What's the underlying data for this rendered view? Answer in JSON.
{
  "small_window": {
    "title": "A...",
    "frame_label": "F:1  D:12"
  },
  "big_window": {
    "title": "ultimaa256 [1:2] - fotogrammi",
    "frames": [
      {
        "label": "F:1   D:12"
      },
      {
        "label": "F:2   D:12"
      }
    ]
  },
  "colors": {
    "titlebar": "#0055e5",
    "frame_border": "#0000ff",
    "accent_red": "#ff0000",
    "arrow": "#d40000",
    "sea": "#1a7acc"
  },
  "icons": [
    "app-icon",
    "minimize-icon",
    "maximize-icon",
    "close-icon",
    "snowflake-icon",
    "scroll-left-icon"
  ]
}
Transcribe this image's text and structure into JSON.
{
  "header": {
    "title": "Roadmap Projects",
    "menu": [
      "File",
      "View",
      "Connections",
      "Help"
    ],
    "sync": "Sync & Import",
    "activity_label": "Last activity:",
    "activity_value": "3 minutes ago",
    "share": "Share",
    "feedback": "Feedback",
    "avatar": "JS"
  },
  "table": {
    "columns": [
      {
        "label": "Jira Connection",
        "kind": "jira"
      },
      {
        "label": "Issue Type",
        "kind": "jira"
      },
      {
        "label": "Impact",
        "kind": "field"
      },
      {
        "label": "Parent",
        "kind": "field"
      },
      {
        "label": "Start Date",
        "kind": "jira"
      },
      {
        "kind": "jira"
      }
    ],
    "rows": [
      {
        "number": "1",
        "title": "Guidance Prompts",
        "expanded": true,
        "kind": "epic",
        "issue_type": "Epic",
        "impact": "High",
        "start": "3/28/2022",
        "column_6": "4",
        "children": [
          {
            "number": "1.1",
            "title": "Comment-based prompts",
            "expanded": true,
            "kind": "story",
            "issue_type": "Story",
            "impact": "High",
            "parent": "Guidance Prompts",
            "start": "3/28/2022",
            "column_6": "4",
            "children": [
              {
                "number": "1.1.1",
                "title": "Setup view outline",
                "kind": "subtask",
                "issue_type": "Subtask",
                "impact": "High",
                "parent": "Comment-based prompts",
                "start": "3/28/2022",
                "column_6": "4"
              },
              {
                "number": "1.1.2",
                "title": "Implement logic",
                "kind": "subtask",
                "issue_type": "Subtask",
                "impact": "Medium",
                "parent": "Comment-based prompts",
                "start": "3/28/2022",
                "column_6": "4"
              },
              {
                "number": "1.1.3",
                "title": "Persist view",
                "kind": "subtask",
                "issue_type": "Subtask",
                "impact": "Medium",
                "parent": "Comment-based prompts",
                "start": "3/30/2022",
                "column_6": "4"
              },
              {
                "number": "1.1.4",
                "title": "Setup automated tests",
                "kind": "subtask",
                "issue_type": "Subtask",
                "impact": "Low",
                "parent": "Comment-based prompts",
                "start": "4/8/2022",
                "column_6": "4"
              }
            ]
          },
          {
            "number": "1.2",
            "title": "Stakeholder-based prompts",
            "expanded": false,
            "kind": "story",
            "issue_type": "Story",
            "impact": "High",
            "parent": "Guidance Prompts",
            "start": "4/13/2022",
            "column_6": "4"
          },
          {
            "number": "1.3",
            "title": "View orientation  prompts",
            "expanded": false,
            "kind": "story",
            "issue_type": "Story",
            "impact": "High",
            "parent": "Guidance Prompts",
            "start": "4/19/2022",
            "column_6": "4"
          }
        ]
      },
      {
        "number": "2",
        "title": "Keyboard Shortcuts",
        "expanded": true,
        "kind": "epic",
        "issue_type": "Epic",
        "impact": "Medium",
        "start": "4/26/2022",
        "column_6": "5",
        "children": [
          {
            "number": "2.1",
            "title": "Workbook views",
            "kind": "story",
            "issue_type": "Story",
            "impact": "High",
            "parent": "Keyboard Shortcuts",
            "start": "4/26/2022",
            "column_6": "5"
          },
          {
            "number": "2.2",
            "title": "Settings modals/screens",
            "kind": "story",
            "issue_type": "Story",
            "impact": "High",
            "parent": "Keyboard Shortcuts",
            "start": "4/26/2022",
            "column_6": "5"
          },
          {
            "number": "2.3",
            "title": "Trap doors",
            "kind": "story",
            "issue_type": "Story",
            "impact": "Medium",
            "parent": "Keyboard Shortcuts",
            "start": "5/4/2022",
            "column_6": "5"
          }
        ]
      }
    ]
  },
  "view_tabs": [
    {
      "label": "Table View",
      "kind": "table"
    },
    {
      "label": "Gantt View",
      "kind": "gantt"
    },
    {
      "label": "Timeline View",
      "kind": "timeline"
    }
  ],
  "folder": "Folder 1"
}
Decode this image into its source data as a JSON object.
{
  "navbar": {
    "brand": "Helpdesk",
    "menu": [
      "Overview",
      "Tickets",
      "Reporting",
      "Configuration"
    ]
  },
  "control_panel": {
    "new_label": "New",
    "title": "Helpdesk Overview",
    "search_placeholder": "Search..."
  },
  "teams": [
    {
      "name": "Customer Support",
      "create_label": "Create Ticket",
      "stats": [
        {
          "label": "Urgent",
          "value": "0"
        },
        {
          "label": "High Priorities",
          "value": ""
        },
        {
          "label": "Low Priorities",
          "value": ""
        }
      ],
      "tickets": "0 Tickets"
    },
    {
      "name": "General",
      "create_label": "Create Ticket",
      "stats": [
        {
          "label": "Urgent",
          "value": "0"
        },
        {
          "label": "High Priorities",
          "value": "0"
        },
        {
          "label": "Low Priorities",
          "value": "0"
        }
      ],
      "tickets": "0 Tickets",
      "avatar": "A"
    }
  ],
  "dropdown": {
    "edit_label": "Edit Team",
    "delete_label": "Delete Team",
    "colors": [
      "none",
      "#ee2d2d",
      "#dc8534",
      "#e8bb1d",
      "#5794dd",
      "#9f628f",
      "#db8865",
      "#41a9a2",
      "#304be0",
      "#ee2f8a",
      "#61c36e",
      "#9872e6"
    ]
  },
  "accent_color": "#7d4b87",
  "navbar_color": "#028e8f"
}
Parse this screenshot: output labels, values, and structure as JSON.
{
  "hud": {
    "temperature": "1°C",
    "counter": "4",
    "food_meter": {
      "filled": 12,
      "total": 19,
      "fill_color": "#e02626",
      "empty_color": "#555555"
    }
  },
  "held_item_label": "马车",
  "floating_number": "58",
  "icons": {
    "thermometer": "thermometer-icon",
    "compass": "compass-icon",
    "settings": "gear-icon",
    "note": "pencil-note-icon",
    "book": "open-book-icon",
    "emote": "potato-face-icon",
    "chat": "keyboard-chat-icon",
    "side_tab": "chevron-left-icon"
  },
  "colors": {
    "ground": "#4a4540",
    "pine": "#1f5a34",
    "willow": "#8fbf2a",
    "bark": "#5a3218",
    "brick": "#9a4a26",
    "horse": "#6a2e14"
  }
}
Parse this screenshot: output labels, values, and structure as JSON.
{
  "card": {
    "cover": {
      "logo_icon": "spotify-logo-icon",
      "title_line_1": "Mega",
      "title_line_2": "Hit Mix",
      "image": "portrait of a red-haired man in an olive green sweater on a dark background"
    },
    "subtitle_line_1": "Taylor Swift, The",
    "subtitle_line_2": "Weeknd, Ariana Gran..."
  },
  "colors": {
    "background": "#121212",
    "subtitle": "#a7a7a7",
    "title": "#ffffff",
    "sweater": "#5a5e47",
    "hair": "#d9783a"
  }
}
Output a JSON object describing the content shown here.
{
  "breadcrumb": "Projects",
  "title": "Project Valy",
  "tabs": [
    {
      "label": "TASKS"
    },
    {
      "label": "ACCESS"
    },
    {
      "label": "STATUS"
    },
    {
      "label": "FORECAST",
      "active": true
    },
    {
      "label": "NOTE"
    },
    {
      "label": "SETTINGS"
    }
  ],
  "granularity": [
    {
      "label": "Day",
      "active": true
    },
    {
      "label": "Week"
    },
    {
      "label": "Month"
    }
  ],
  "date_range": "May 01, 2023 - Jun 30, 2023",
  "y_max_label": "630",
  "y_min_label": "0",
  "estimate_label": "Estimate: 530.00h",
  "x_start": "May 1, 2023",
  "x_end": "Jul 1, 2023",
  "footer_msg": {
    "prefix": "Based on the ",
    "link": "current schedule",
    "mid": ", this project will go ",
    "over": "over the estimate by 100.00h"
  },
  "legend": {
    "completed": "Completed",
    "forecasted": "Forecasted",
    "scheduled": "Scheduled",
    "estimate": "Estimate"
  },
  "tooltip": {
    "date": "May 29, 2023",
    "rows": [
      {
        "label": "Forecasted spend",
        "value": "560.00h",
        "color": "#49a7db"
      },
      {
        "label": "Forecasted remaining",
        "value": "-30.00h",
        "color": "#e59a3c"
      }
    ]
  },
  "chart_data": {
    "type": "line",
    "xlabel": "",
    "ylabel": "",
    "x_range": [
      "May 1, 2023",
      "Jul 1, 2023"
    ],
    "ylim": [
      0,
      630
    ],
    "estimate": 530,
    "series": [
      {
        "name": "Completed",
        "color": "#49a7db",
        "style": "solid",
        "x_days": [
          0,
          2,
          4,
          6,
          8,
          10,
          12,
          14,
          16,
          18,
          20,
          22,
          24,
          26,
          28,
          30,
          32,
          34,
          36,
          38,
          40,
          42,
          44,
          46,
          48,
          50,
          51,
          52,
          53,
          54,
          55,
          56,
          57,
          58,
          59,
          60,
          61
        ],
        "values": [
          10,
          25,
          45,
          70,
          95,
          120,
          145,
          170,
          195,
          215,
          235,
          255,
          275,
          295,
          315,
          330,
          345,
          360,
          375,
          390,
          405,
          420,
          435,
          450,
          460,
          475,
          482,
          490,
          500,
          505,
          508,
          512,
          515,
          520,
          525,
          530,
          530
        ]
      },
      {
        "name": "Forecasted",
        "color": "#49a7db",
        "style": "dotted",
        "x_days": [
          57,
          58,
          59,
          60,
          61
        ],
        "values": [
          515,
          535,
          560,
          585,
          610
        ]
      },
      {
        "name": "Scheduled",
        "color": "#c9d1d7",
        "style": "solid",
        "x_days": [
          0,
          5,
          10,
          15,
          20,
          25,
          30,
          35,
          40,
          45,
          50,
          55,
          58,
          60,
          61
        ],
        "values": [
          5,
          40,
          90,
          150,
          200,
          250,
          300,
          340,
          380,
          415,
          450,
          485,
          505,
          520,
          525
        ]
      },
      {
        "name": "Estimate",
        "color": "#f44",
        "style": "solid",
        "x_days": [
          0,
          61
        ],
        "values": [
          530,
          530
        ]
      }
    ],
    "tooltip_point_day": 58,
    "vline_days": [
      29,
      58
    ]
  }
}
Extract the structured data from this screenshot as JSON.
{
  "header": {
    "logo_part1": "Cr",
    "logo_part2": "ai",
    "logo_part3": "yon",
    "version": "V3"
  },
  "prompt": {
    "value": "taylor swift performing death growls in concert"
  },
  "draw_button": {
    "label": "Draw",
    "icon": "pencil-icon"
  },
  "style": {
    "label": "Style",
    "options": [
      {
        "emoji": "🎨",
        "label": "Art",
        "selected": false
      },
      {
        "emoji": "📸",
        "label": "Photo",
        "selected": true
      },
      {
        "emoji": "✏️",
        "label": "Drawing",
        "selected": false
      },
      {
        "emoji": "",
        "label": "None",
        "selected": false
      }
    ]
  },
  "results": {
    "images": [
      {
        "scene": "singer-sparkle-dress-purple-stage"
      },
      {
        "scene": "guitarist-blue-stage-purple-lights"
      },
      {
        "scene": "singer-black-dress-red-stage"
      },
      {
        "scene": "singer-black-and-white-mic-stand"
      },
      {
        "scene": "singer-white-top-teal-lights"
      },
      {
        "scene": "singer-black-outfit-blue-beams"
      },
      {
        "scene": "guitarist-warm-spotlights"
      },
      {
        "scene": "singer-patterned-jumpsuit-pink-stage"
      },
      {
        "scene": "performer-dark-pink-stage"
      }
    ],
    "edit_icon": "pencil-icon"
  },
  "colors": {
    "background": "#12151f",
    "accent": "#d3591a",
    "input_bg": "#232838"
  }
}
• • • • •
Exercise task: Gather each line that holds "object".

Answer to this problem:
Decode this image into its source data as a JSON object.
Output a JSON object describing the content shown here.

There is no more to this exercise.